**WORK INSTRUCTIONS**
Using the records below, locate all lines containing "text" and return them.

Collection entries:
** START **

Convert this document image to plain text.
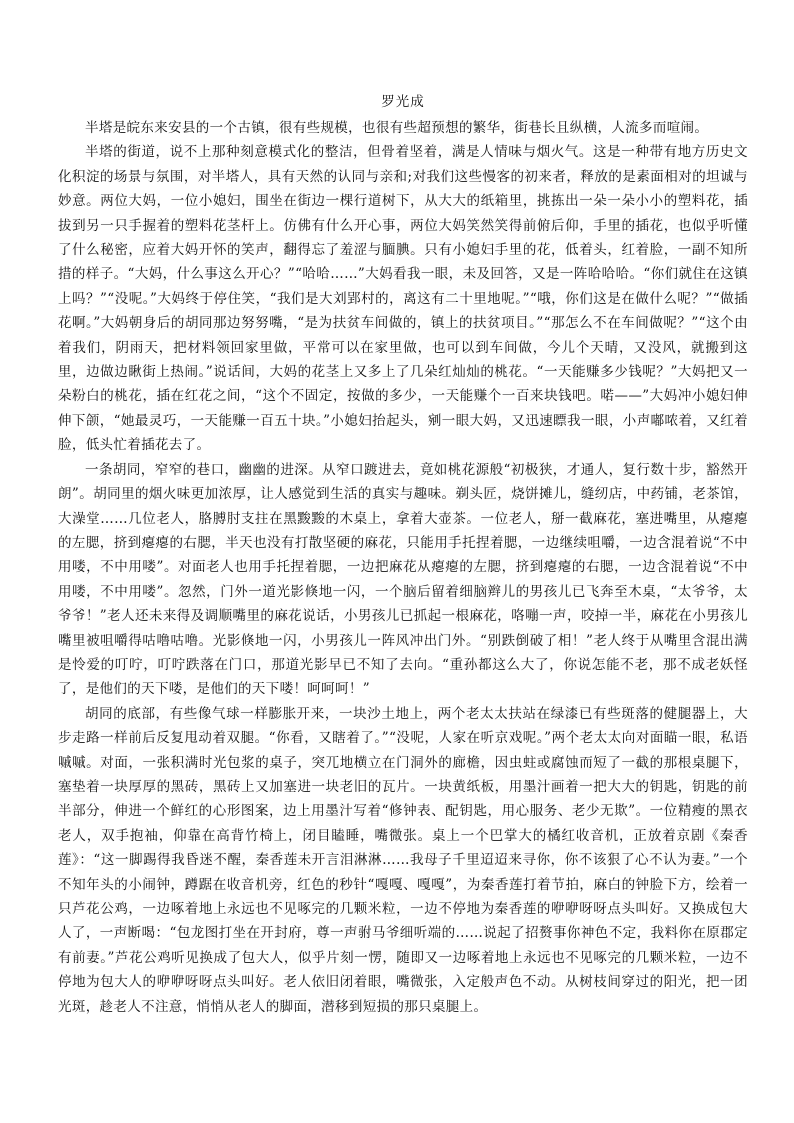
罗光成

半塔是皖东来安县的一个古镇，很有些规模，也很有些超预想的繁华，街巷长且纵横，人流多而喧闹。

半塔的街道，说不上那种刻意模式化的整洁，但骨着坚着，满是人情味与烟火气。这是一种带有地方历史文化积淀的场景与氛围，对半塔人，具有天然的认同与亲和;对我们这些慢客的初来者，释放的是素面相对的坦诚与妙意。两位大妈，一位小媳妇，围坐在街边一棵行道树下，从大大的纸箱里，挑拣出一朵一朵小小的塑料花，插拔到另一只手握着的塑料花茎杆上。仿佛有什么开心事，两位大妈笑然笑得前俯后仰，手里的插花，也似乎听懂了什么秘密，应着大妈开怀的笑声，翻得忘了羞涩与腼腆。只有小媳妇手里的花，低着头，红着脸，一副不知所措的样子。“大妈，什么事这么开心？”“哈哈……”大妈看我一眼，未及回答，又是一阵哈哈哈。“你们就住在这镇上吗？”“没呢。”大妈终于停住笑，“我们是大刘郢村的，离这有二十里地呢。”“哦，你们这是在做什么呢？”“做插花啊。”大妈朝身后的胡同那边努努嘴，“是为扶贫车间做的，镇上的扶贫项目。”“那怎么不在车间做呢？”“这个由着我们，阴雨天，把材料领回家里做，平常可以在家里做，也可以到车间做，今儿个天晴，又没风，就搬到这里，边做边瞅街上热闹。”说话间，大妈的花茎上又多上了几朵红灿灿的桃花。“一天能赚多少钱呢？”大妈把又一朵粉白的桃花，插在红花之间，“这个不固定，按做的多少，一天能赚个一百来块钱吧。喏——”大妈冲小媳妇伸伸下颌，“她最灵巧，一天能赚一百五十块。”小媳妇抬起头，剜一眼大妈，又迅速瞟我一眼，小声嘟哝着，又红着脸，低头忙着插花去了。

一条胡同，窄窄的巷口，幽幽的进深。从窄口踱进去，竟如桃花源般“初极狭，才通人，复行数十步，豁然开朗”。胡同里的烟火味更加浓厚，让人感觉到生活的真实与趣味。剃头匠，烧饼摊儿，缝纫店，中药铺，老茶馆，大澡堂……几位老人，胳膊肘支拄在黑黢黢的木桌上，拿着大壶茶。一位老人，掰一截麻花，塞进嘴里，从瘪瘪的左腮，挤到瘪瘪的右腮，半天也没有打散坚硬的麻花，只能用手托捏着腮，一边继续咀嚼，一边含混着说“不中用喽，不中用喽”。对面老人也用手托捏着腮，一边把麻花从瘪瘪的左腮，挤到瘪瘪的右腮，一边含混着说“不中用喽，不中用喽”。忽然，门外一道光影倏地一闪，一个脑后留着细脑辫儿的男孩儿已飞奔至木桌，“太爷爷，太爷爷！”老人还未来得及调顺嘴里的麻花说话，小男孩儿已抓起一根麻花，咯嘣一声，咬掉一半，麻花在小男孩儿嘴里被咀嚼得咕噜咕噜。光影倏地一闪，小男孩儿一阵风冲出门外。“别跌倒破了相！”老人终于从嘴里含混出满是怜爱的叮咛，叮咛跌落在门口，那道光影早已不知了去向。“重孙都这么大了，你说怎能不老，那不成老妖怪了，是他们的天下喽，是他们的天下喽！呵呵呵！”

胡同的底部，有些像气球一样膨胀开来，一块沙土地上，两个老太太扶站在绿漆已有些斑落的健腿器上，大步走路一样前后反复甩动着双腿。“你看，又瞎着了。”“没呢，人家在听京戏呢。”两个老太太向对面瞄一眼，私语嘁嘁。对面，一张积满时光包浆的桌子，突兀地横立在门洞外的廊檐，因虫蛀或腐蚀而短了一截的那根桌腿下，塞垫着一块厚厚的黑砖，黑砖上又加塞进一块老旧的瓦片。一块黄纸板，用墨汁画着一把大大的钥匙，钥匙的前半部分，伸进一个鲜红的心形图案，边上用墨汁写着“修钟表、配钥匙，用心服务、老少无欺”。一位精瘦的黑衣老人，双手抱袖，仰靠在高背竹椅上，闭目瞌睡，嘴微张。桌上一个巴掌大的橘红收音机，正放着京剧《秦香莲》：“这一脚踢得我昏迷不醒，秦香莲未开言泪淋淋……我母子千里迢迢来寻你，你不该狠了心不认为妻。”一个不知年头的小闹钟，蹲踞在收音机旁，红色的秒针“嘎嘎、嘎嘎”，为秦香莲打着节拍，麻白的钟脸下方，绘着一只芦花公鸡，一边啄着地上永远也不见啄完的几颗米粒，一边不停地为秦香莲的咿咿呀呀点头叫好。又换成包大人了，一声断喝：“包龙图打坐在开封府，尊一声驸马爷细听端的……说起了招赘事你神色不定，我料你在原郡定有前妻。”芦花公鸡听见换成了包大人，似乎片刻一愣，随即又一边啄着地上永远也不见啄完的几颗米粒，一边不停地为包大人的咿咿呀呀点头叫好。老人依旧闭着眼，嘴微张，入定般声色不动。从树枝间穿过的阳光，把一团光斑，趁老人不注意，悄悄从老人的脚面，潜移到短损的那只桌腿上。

** END **
** START **

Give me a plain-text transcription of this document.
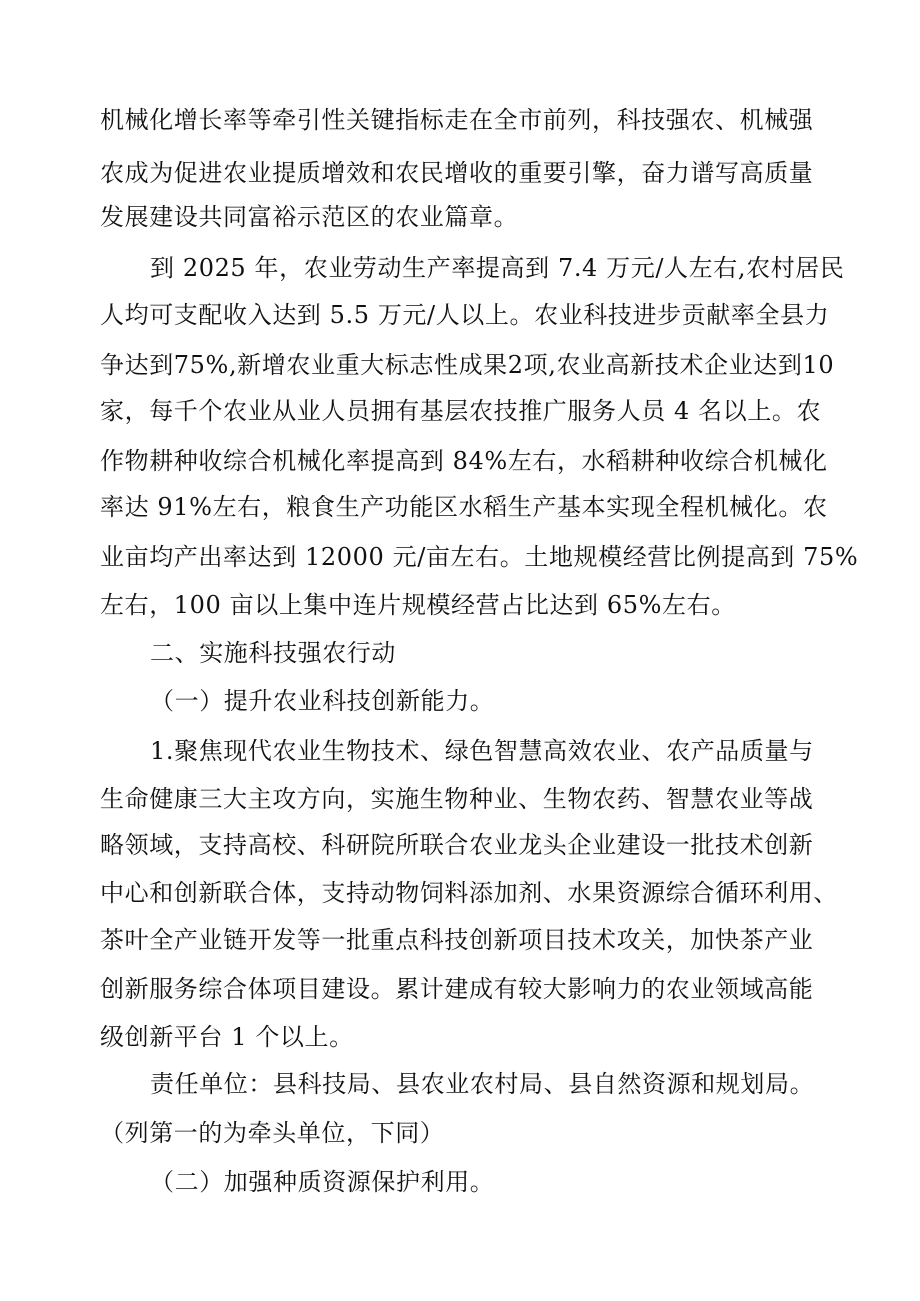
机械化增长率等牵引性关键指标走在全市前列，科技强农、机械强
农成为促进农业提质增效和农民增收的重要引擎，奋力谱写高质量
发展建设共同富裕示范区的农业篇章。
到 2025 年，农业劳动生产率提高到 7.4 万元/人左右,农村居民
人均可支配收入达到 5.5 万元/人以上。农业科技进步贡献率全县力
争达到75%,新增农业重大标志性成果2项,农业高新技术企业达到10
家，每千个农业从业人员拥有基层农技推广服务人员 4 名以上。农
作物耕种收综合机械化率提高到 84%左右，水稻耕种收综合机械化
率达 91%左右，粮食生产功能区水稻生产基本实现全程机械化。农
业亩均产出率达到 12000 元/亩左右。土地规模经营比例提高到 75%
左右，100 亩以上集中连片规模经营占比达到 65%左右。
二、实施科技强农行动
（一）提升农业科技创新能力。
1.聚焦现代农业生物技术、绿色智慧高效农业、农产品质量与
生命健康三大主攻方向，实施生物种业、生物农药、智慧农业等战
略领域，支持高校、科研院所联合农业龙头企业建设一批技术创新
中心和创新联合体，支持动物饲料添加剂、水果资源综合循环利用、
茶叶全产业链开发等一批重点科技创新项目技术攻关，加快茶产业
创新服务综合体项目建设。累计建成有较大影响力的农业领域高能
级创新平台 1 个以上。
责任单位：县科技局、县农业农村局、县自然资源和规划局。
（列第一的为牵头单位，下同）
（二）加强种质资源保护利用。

** END **
** START **

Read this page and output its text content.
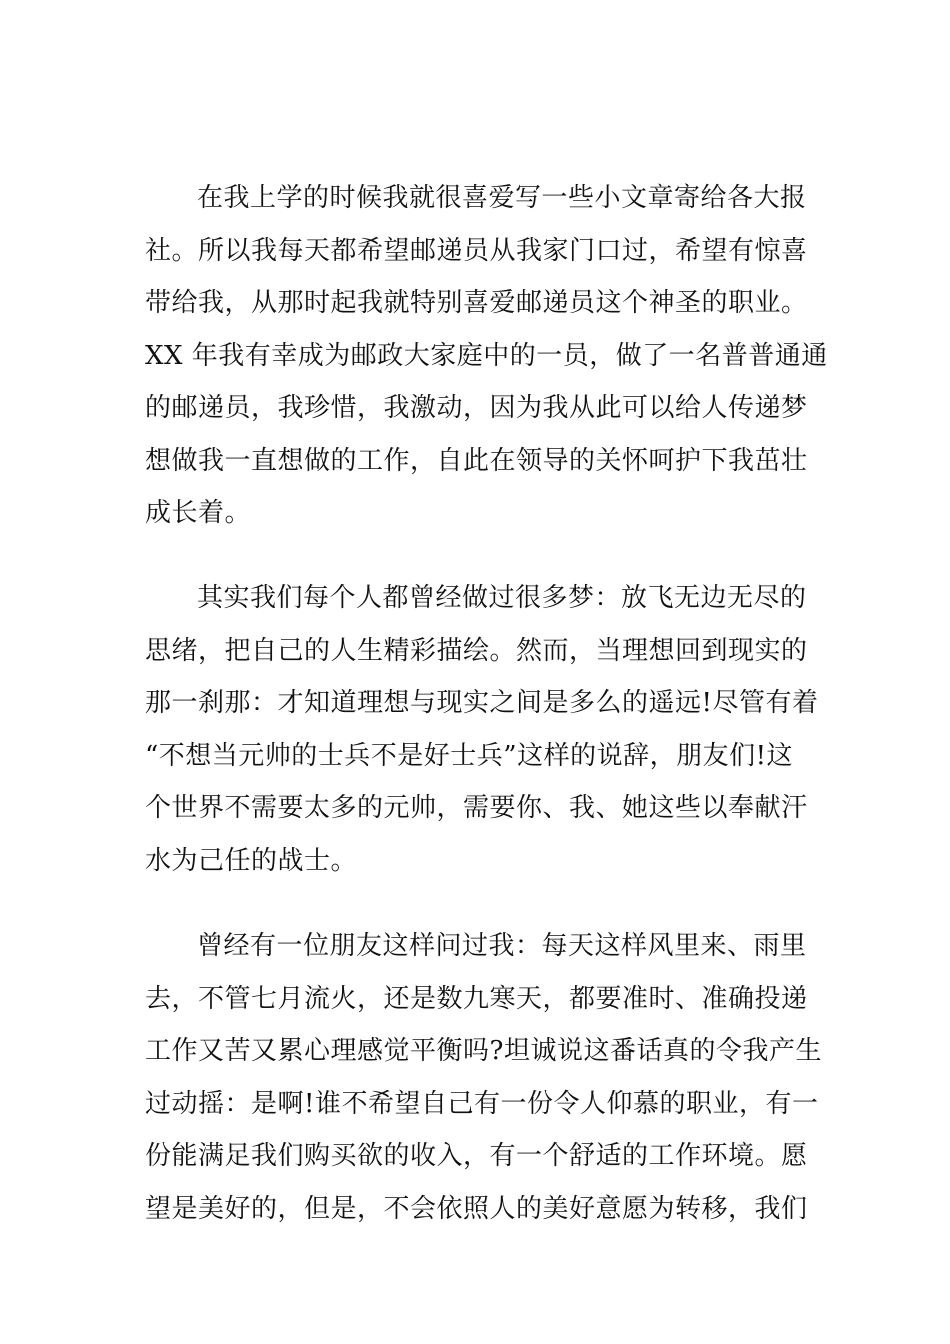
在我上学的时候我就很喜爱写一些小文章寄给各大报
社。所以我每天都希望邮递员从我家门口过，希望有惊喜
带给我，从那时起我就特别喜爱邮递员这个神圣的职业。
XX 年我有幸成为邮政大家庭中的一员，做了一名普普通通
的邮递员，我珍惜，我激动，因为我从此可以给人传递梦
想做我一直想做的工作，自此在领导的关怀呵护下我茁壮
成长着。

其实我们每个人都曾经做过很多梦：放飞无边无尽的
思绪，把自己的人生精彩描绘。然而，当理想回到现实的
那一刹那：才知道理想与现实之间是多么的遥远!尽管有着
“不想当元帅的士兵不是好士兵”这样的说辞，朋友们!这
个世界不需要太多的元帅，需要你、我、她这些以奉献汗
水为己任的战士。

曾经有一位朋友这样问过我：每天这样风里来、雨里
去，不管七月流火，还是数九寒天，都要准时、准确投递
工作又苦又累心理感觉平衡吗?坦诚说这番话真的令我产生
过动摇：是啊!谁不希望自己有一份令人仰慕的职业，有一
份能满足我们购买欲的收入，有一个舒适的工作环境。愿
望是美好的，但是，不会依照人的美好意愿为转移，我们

** END **

**RESPONSE TO THE TASK**
Convert this document image to plain text.
Give me a plain-text transcription of this document.
Read this page and output its text content.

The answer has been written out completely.